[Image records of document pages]
******

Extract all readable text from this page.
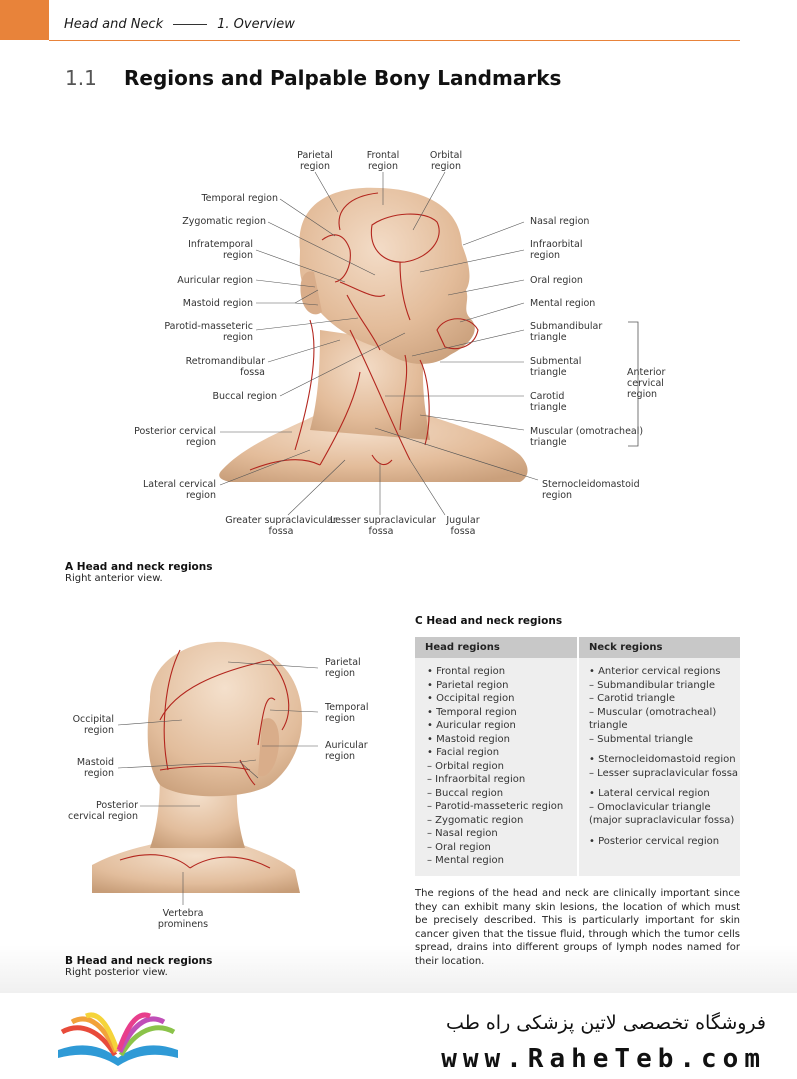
Head and Neck	1. Overview
1.1 Regions and Palpable Bony Landmarks
Parietal
region
Frontal
region
Orbital
region
Temporal region
Zygomatic region
Infratemporal
region
Auricular region
Mastoid region
Parotid-masseteric
region
Retromandibular
fossa
Buccal region
Posterior cervical
region
Lateral cervical
region
Greater supraclavicular
fossa
Lesser supraclavicular
fossa
Jugular
fossa
Nasal region
Infraorbital
region
Oral region
Mental region
Submandibular
triangle
Submental
triangle
Carotid
triangle
Muscular (omotracheal)
triangle
Sternocleidomastoid
region
Anterior
cervical
region
A Head and neck regions
Right anterior view.
Parietal
region
Temporal
region
Auricular
region
Occipital
region
Mastoid
region
Posterior
cervical region
Vertebra
prominens
B Head and neck regions
Right posterior view.
C Head and neck regions
Head regions	Neck regions
• Frontal region
• Parietal region
• Occipital region
• Temporal region
• Auricular region
• Mastoid region
• Facial region
– Orbital region
– Infraorbital region
– Buccal region
– Parotid-masseteric region
– Zygomatic region
– Nasal region
– Oral region
– Mental region
• Anterior cervical regions
– Submandibular triangle
– Carotid triangle
– Muscular (omotracheal)
triangle
– Submental triangle
• Sternocleidomastoid region
– Lesser supraclavicular fossa
• Lateral cervical region
– Omoclavicular triangle
(major supraclavicular fossa)
• Posterior cervical region
The regions of the head and neck are clinically important since they can exhibit many skin lesions, the location of which must be precisely described. This is particularly important for skin cancer given that the tissue fluid, through which the tumor cells spread, drains into different groups of lymph nodes named for their location.
فروشگاه تخصصی لاتین پزشکی راه طب
www.RaheTeb.com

******

» **Task brief**
Checking each line above, count the ones that hold the word "Lateral" and state the total alone.

» **Written response**
2